EXERCISE OBJECTIVE.
Check each line of the records below for the string "true", then state how many lines contain it, with no other output.

Data tied to figure images.
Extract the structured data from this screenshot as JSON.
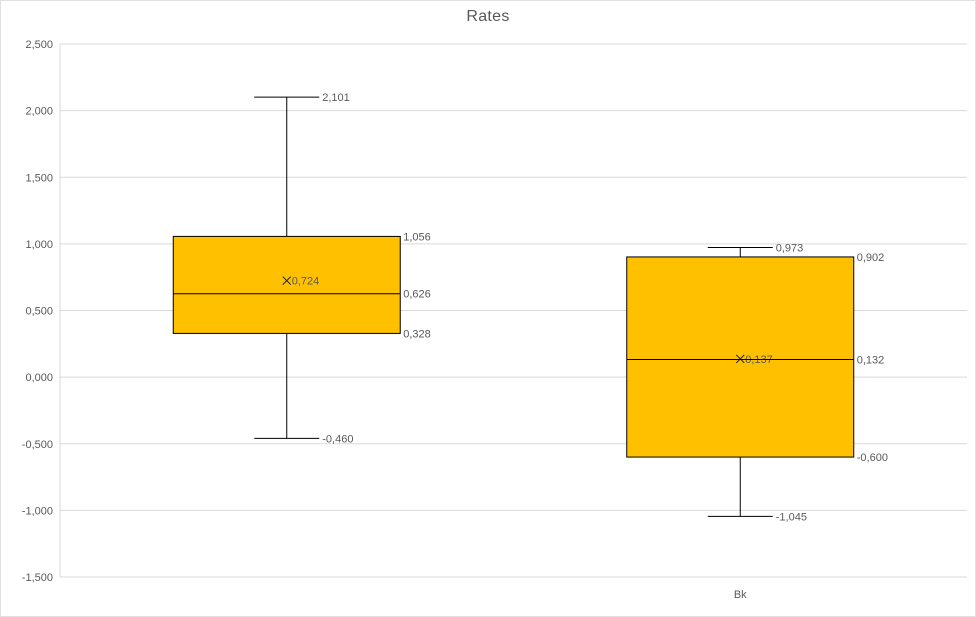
{
  "title": "Rates",
  "colors": {
    "box_fill": "#FFC000",
    "box_border": "#000000",
    "whisker": "#000000",
    "median": "#000000",
    "mean_marker": "#262626",
    "gridline": "#D9D9D9",
    "axis_line": "#D9D9D9",
    "tick_text": "#595959",
    "label_text": "#595959",
    "title_text": "#595959",
    "chart_border": "#E0E0E0"
  },
  "chart_data": {
    "type": "boxplot",
    "title": "Rates",
    "grid": true,
    "legend": false,
    "categories": [
      "",
      "Bk"
    ],
    "y_axis": {
      "min": -1.5,
      "max": 2.5,
      "step": 0.5,
      "tick_labels": [
        "2,500",
        "2,000",
        "1,500",
        "1,000",
        "0,500",
        "0,000",
        "-0,500",
        "-1,000",
        "-1,500"
      ]
    },
    "series": [
      {
        "category": "",
        "max": 2.101,
        "q3": 1.056,
        "mean": 0.724,
        "median": 0.626,
        "q1": 0.328,
        "min": -0.46,
        "labels": {
          "max": "2,101",
          "q3": "1,056",
          "mean": "0,724",
          "median": "0,626",
          "q1": "0,328",
          "min": "-0,460"
        }
      },
      {
        "category": "Bk",
        "max": 0.973,
        "q3": 0.902,
        "mean": 0.137,
        "median": 0.132,
        "q1": -0.6,
        "min": -1.045,
        "labels": {
          "max": "0,973",
          "q3": "0,902",
          "mean": "0,137",
          "median": "0,132",
          "q1": "-0,600",
          "min": "-1,045"
        }
      }
    ]
  }
}
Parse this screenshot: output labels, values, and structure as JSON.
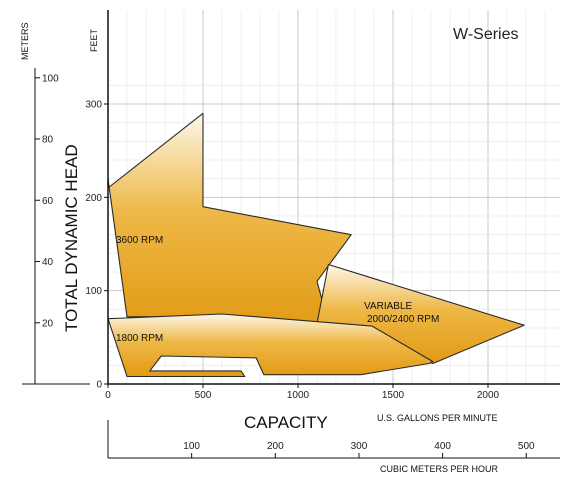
{
  "chart_data": {
    "type": "area",
    "title": "W-Series",
    "xlabel": "CAPACITY",
    "xunit_primary": "U.S. GALLONS PER MINUTE",
    "xunit_secondary": "CUBIC METERS PER HOUR",
    "ylabel": "TOTAL DYNAMIC HEAD",
    "yunit_primary": "FEET",
    "yunit_secondary": "METERS",
    "xlim": [
      0,
      2400
    ],
    "ylim": [
      0,
      330
    ],
    "x_ticks": [
      0,
      500,
      1000,
      1500,
      2000
    ],
    "x_ticks_secondary": [
      100,
      200,
      300,
      400,
      500
    ],
    "y_ticks": [
      0,
      100,
      200,
      300
    ],
    "y_ticks_secondary": [
      20,
      40,
      60,
      80,
      100
    ],
    "grid": true,
    "fill_color": "#e6a21c",
    "series": [
      {
        "name": "3600 RPM",
        "x": [
          0,
          0,
          500,
          500,
          1280,
          1100,
          1160,
          1110,
          600,
          100
        ],
        "y": [
          220,
          210,
          290,
          190,
          160,
          110,
          65,
          57,
          72,
          72
        ]
      },
      {
        "name": "VARIABLE 2000/2400 RPM",
        "x": [
          1160,
          2190,
          1710,
          1100,
          1160
        ],
        "y": [
          128,
          63,
          22,
          65,
          128
        ]
      },
      {
        "name": "1800 RPM",
        "x": [
          0,
          600,
          1390,
          1710,
          1690,
          1330,
          820,
          780,
          280,
          220,
          700,
          720,
          100,
          0
        ],
        "y": [
          70,
          75,
          62,
          24,
          22,
          10,
          10,
          28,
          30,
          14,
          14,
          8,
          8,
          70
        ]
      }
    ]
  }
}
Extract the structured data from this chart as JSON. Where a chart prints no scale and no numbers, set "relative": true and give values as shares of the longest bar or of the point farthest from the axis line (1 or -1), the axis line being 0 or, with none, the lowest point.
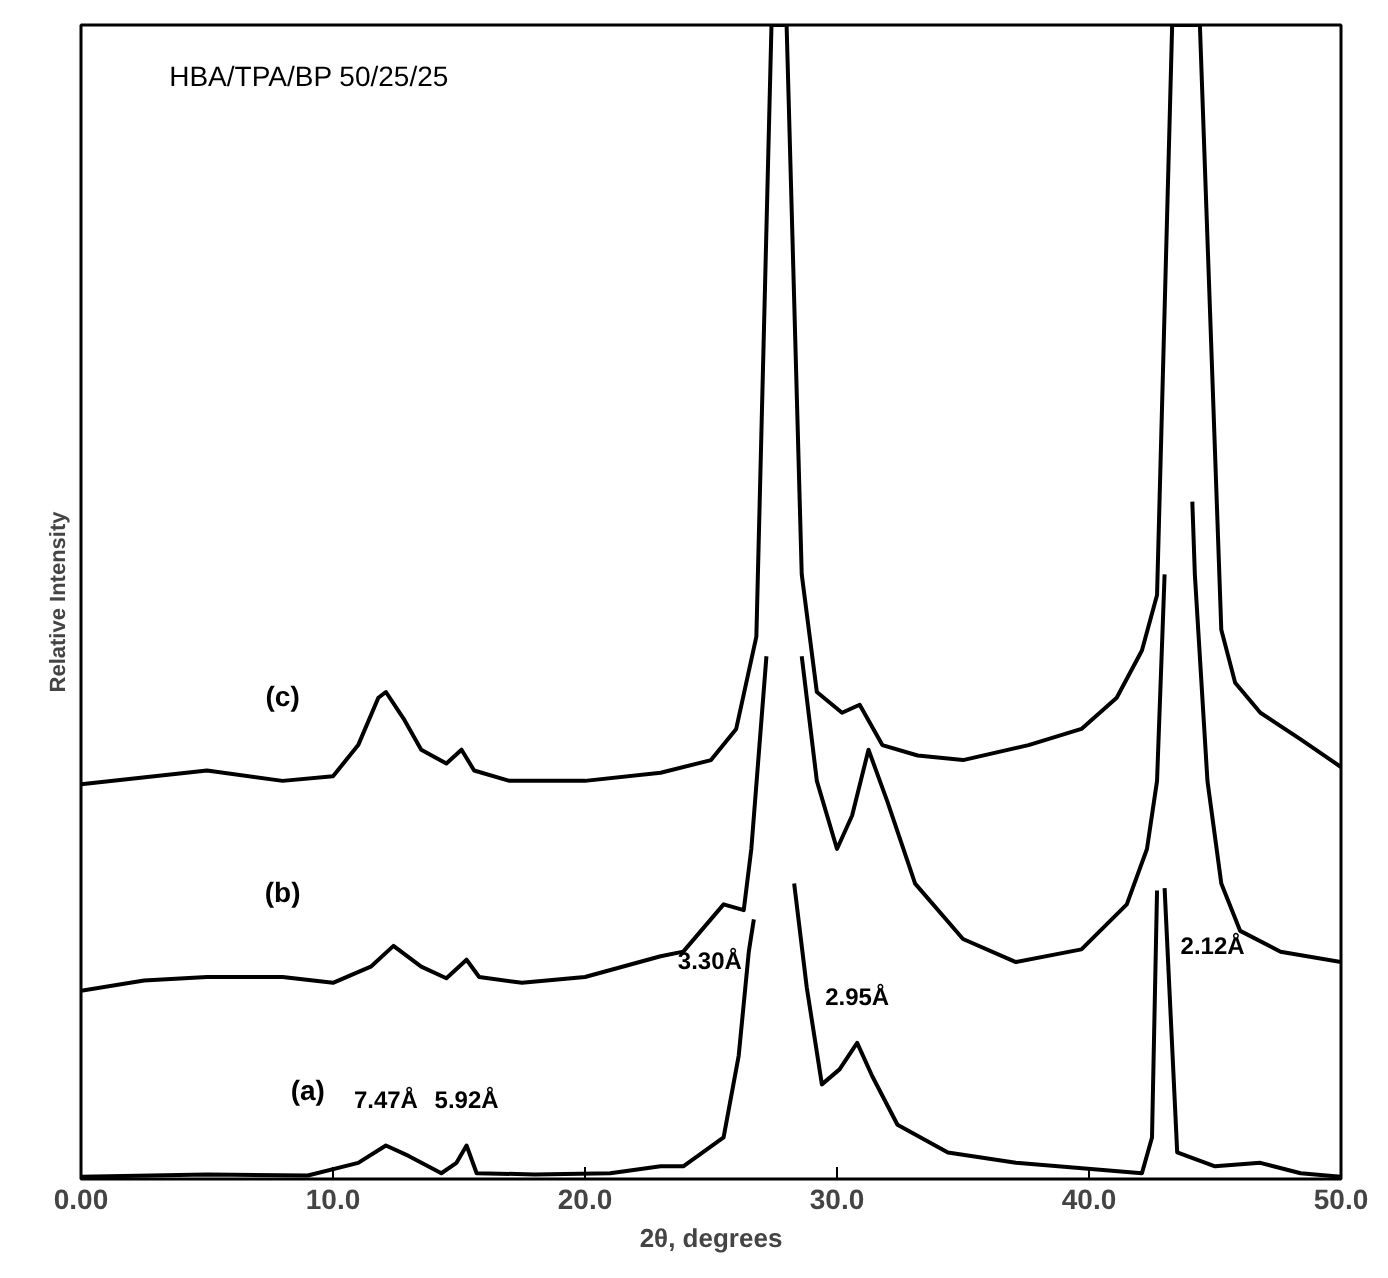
{
  "chart_data": {
    "type": "line",
    "title": "HBA/TPA/BP  50/25/25",
    "xlabel": "2θ, degrees",
    "ylabel": "Relative Intensity",
    "relative": true,
    "xlim": [
      0,
      50
    ],
    "xticks": [
      {
        "value": 0,
        "label": "0.00"
      },
      {
        "value": 10,
        "label": "10.0"
      },
      {
        "value": 20,
        "label": "20.0"
      },
      {
        "value": 30,
        "label": "30.0"
      },
      {
        "value": 40,
        "label": "40.0"
      },
      {
        "value": 50,
        "label": "50.0"
      }
    ],
    "grid": false,
    "marker": "none",
    "line_style": "solid",
    "series": [
      {
        "name": "(a)",
        "color": "#000000",
        "x": [
          0,
          5,
          9,
          11,
          12.1,
          13.0,
          14.3,
          14.9,
          15.3,
          15.7,
          18,
          21,
          23,
          23.9,
          25.5,
          26.1,
          26.5,
          26.7,
          27.5,
          28.3,
          28.8,
          29.4,
          30.1,
          30.8,
          31.4,
          32.4,
          34.4,
          37.1,
          42.1,
          42.5,
          42.7,
          42.85,
          43.0,
          43.5,
          45.0,
          46.8,
          48.4,
          50
        ],
        "values": [
          0.002,
          0.004,
          0.003,
          0.014,
          0.029,
          0.02,
          0.005,
          0.014,
          0.029,
          0.005,
          0.004,
          0.005,
          0.011,
          0.011,
          0.036,
          0.107,
          0.197,
          0.225,
          null,
          0.256,
          0.166,
          0.082,
          0.095,
          0.118,
          0.089,
          0.047,
          0.023,
          0.014,
          0.005,
          0.036,
          0.25,
          null,
          0.252,
          0.023,
          0.011,
          0.014,
          0.005,
          0.002
        ]
      },
      {
        "name": "(b)",
        "color": "#000000",
        "x": [
          0,
          2.5,
          5,
          8,
          10,
          11.5,
          12.4,
          13.5,
          14.5,
          15.3,
          15.8,
          17.5,
          20,
          23,
          23.9,
          25.5,
          26.3,
          26.6,
          27.2,
          27.9,
          28.6,
          29.2,
          30.0,
          30.6,
          31.25,
          32.0,
          33.1,
          35.0,
          37.1,
          39.7,
          41.5,
          42.3,
          42.7,
          43.0,
          43.5,
          44.1,
          44.2,
          44.7,
          45.25,
          46.0,
          47.6,
          50
        ],
        "values": [
          0.163,
          0.172,
          0.175,
          0.175,
          0.17,
          0.184,
          0.202,
          0.184,
          0.174,
          0.19,
          0.175,
          0.17,
          0.175,
          0.193,
          0.197,
          0.238,
          0.233,
          0.286,
          0.453,
          null,
          0.453,
          0.345,
          0.286,
          0.315,
          0.372,
          0.327,
          0.256,
          0.208,
          0.188,
          0.199,
          0.238,
          0.286,
          0.345,
          0.524,
          null,
          0.587,
          0.524,
          0.345,
          0.256,
          0.215,
          0.197,
          0.188
        ]
      },
      {
        "name": "(c)",
        "color": "#000000",
        "x": [
          0,
          5,
          8,
          10,
          11,
          11.8,
          12.1,
          12.8,
          13.5,
          14.5,
          15.1,
          15.6,
          17,
          20,
          23,
          25,
          26,
          26.8,
          27.4,
          28.0,
          28.6,
          29.2,
          30.2,
          30.9,
          31.8,
          33.2,
          35.0,
          37.6,
          39.7,
          41.1,
          42.1,
          42.7,
          43.3,
          44.4,
          45.25,
          45.8,
          46.8,
          48.4,
          50
        ],
        "values": [
          0.342,
          0.354,
          0.345,
          0.349,
          0.376,
          0.417,
          0.422,
          0.399,
          0.372,
          0.36,
          0.372,
          0.354,
          0.345,
          0.345,
          0.352,
          0.363,
          0.39,
          0.47,
          1,
          1,
          0.524,
          0.422,
          0.404,
          0.411,
          0.376,
          0.367,
          0.363,
          0.376,
          0.39,
          0.417,
          0.458,
          0.506,
          1,
          1,
          0.476,
          0.43,
          0.404,
          0.381,
          0.357
        ]
      }
    ],
    "annotations": [
      {
        "text": "7.47Å",
        "x": 12.1,
        "y": 0.029
      },
      {
        "text": "5.92Å",
        "x": 15.3,
        "y": 0.029
      },
      {
        "text": "3.30Å",
        "x": 26.7,
        "y": 0.225
      },
      {
        "text": "2.95Å",
        "x": 30.8,
        "y": 0.118
      },
      {
        "text": "2.12Å",
        "x": 43.0,
        "y": 0.252
      }
    ]
  }
}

SOLUTION.
4